Records from a data collection:

- - -

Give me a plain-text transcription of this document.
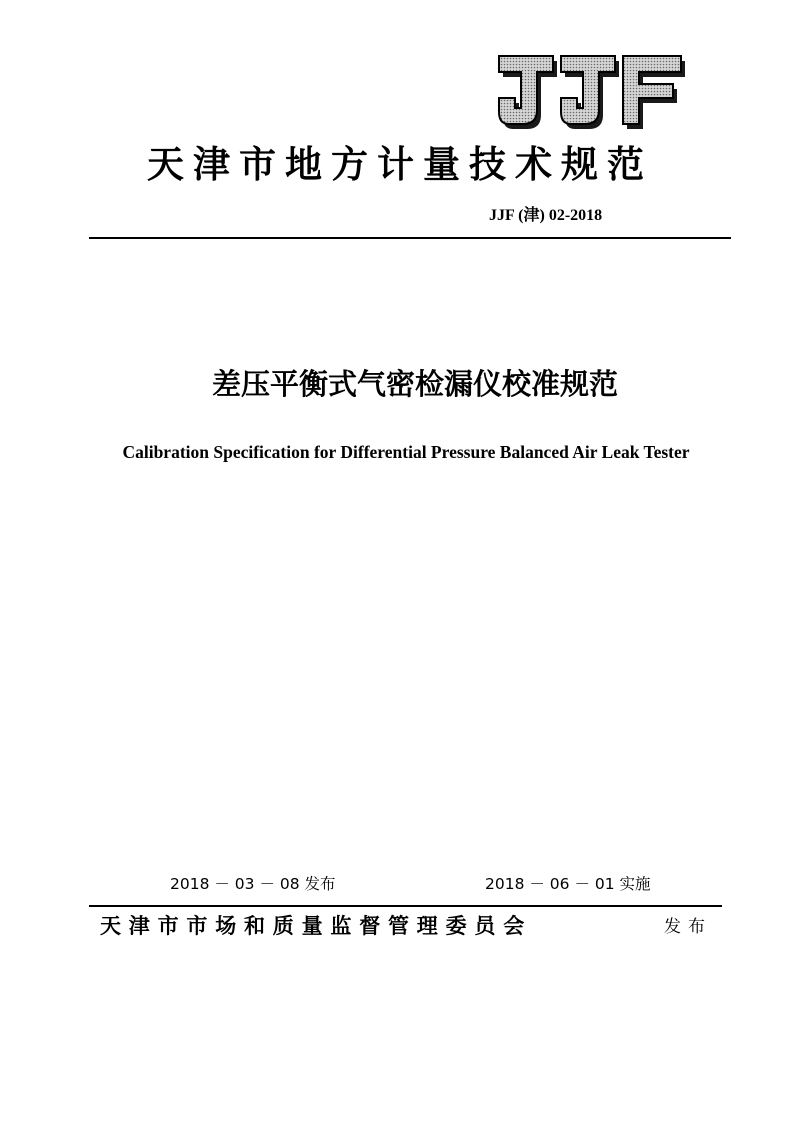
天津市地方计量技术规范
JJF (津) 02-2018
差压平衡式气密检漏仪校准规范
Calibration Specification for Differential Pressure Balanced Air Leak Tester
2018 － 03 － 08 发布	2018 － 06 － 01 实施
天津市市场和质量监督管理委员会	发布
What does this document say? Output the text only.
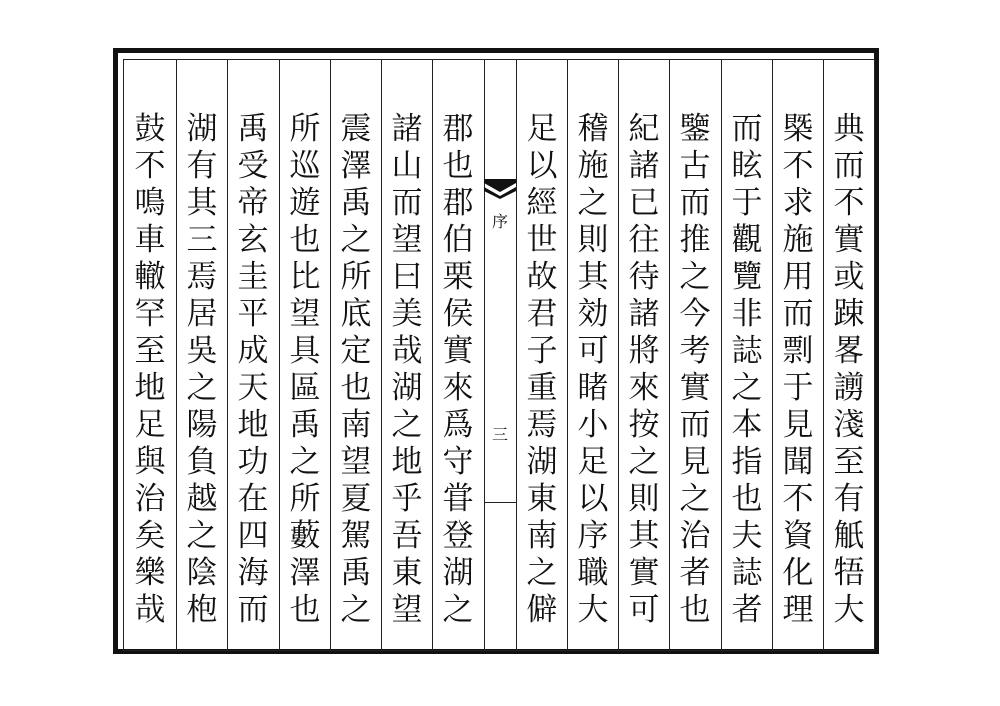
典
而
不
實
或
踈
畧
謭
淺
至
有
觗
牾
大
槩
不
求
施
用
而
剽
于
見
聞
不
資
化
理
而
眩
于
觀
覽
非
誌
之
本
指
也
夫
誌
者
鑒
古
而
推
之
今
考
實
而
見
之
治
者
也
紀
諸
已
往
待
諸
將
來
按
之
則
其
實
可
稽
施
之
則
其
効
可
睹
小
足
以
序
職
大
足
以
經
世
故
君
子
重
焉
湖
東
南
之
僻
郡
也
郡
伯
栗
侯
實
來
爲
守
甞
登
湖
之
諸
山
而
望
曰
美
哉
湖
之
地
乎
吾
東
望
震
澤
禹
之
所
底
定
也
南
望
夏
駕
禹
之
所
巡
遊
也
比
望
具
區
禹
之
所
藪
澤
也
禹
受
帝
玄
圭
平
成
天
地
功
在
四
海
而
湖
有
其
三
焉
居
吳
之
陽
負
越
之
陰
枹
鼓
不
鳴
車
轍
罕
至
地
足
與
治
矣
樂
哉
序
三
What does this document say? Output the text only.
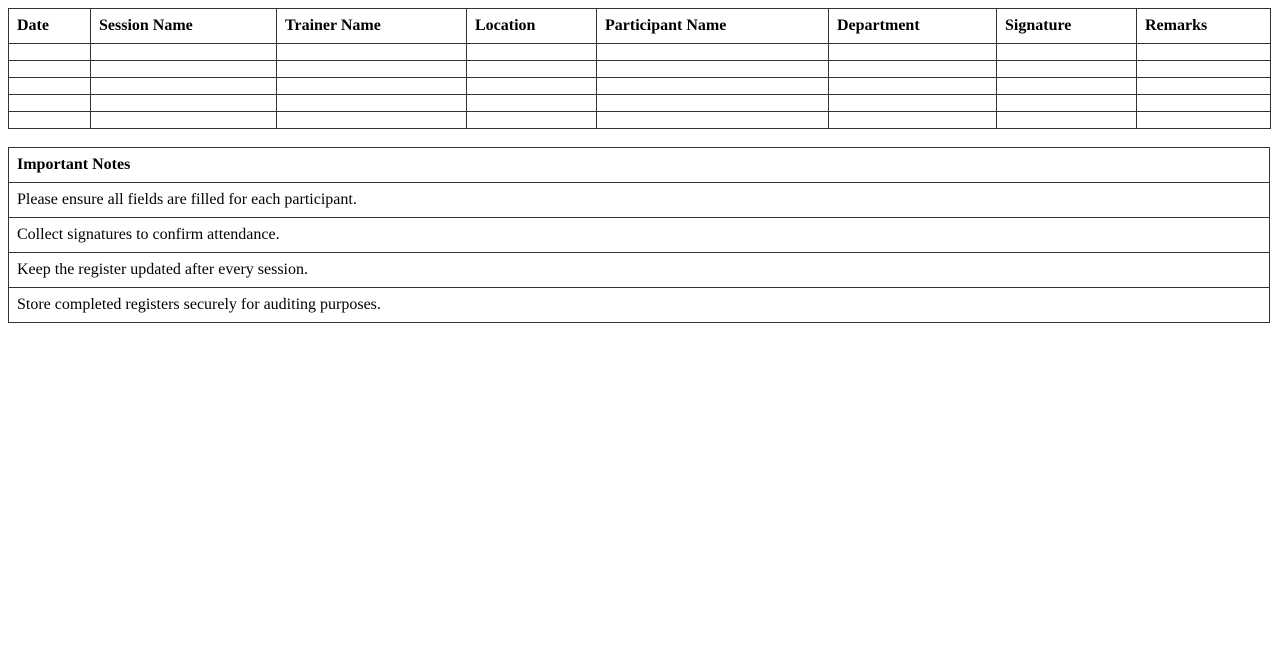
Date	Session Name	Trainer Name	Location	Participant Name	Department	Signature	Remarks

Important Notes
Please ensure all fields are filled for each participant.
Collect signatures to confirm attendance.
Keep the register updated after every session.
Store completed registers securely for auditing purposes.
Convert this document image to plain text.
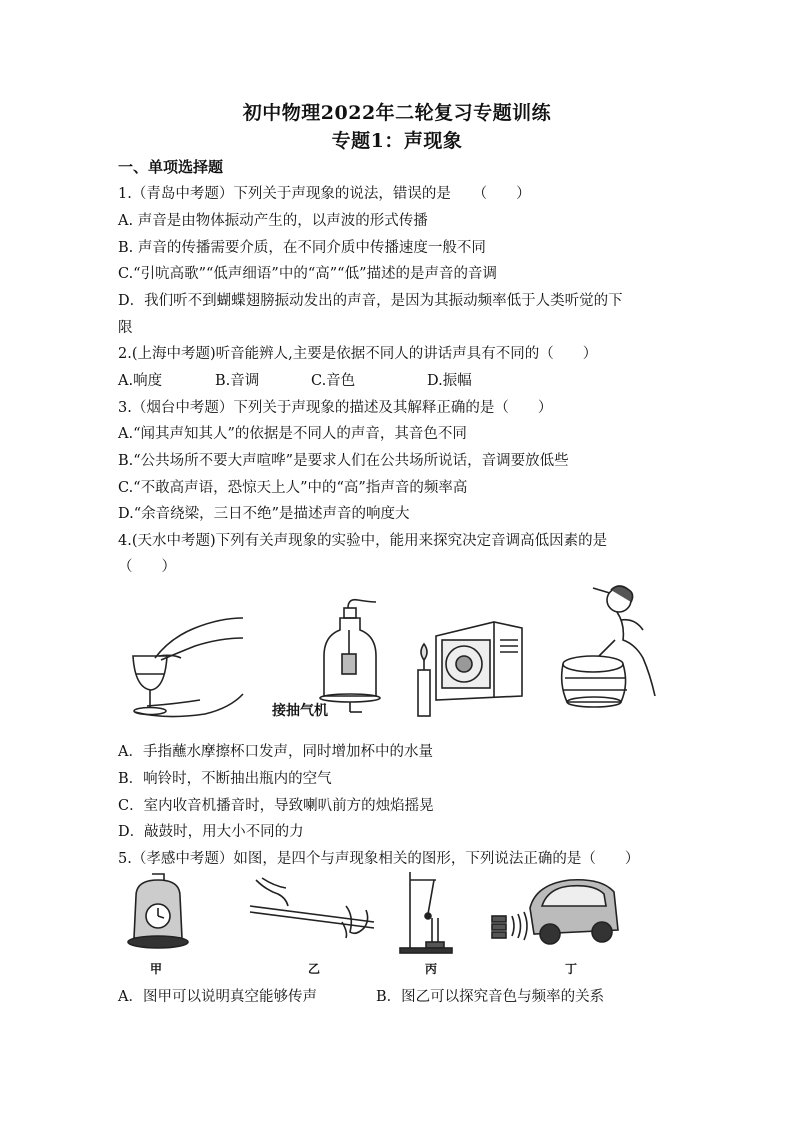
初中物理2022年二轮复习专题训练
专题1：声现象
一、单项选择题
1.（青岛中考题）下列关于声现象的说法，错误的是　　（　　）
A. 声音是由物体振动产生的，以声波的形式传播
B. 声音的传播需要介质，在不同介质中传播速度一般不同
C.“引吭高歌”“低声细语”中的“高”“低”描述的是声音的音调
D．我们听不到蝴蝶翅膀振动发出的声音，是因为其振动频率低于人类听觉的下
限
2.(上海中考题)听音能辨人,主要是依据不同人的讲话声具有不同的（　　）
A.响度	B.音调	C.音色	D.振幅
3.（烟台中考题）下列关于声现象的描述及其解释正确的是（　　）
A.“闻其声知其人”的依据是不同人的声音，其音色不同
B.“公共场所不要大声喧哗”是要求人们在公共场所说话，音调要放低些
C.“不敢高声语，恐惊天上人”中的“高”指声音的频率高
D.“余音绕梁，三日不绝”是描述声音的响度大
4.(天水中考题)下列有关声现象的实验中，能用来探究决定音调高低因素的是
（　　）
接抽气机
A．手指蘸水摩擦杯口发声，同时增加杯中的水量
B．响铃时，不断抽出瓶内的空气
C．室内收音机播音时，导致喇叭前方的烛焰摇晃
D．敲鼓时，用大小不同的力
5.（孝感中考题）如图，是四个与声现象相关的图形，下列说法正确的是（　　）
甲	乙	丙	丁
A．图甲可以说明真空能够传声	B．图乙可以探究音色与频率的关系
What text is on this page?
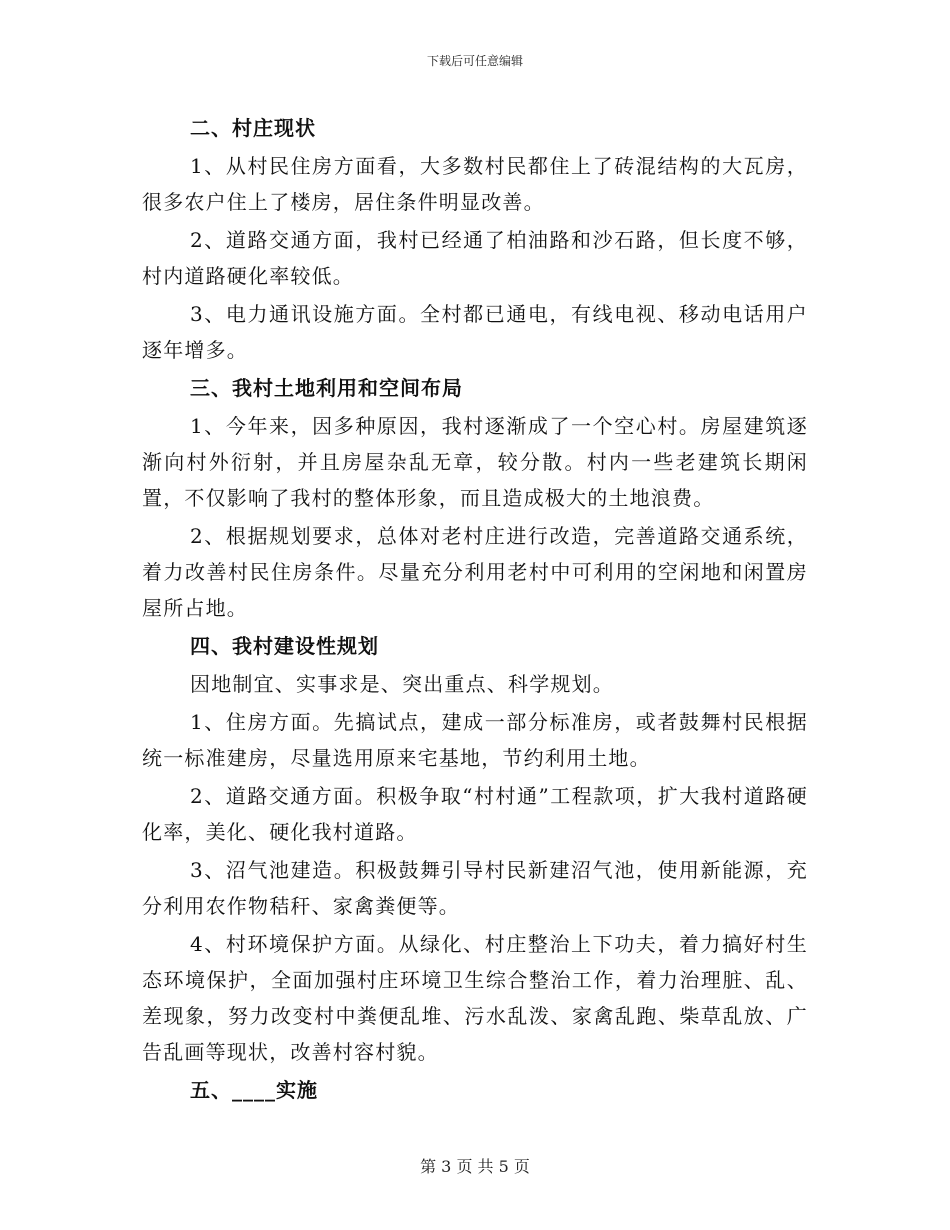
下载后可任意编辑

二、村庄现状

1、从村民住房方面看，大多数村民都住上了砖混结构的大瓦房，很多农户住上了楼房，居住条件明显改善。

2、道路交通方面，我村已经通了柏油路和沙石路，但长度不够，村内道路硬化率较低。

3、电力通讯设施方面。全村都已通电，有线电视、移动电话用户逐年增多。

三、我村土地利用和空间布局

1、今年来，因多种原因，我村逐渐成了一个空心村。房屋建筑逐渐向村外衍射，并且房屋杂乱无章，较分散。村内一些老建筑长期闲置，不仅影响了我村的整体形象，而且造成极大的土地浪费。

2、根据规划要求，总体对老村庄进行改造，完善道路交通系统，着力改善村民住房条件。尽量充分利用老村中可利用的空闲地和闲置房屋所占地。

四、我村建设性规划

因地制宜、实事求是、突出重点、科学规划。

1、住房方面。先搞试点，建成一部分标准房，或者鼓舞村民根据统一标准建房，尽量选用原来宅基地，节约利用土地。

2、道路交通方面。积极争取“村村通”工程款项，扩大我村道路硬化率，美化、硬化我村道路。

3、沼气池建造。积极鼓舞引导村民新建沼气池，使用新能源，充分利用农作物秸秆、家禽粪便等。

4、村环境保护方面。从绿化、村庄整治上下功夫，着力搞好村生态环境保护，全面加强村庄环境卫生综合整治工作，着力治理脏、乱、差现象，努力改变村中粪便乱堆、污水乱泼、家禽乱跑、柴草乱放、广告乱画等现状，改善村容村貌。

五、____实施

第 3 页 共 5 页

- - -

> **EXERCISE GOAL**: Copy all lines from the listing that contain "道路交通方面".

> **EXERCISE ANSWER**:
2、道路交通方面，我村已经通了柏油路和沙石路，但长度不够，村内道路硬化率较低。
2、道路交通方面。积极争取“村村通”工程款项，扩大我村道路硬化率，美化、硬化我村道路。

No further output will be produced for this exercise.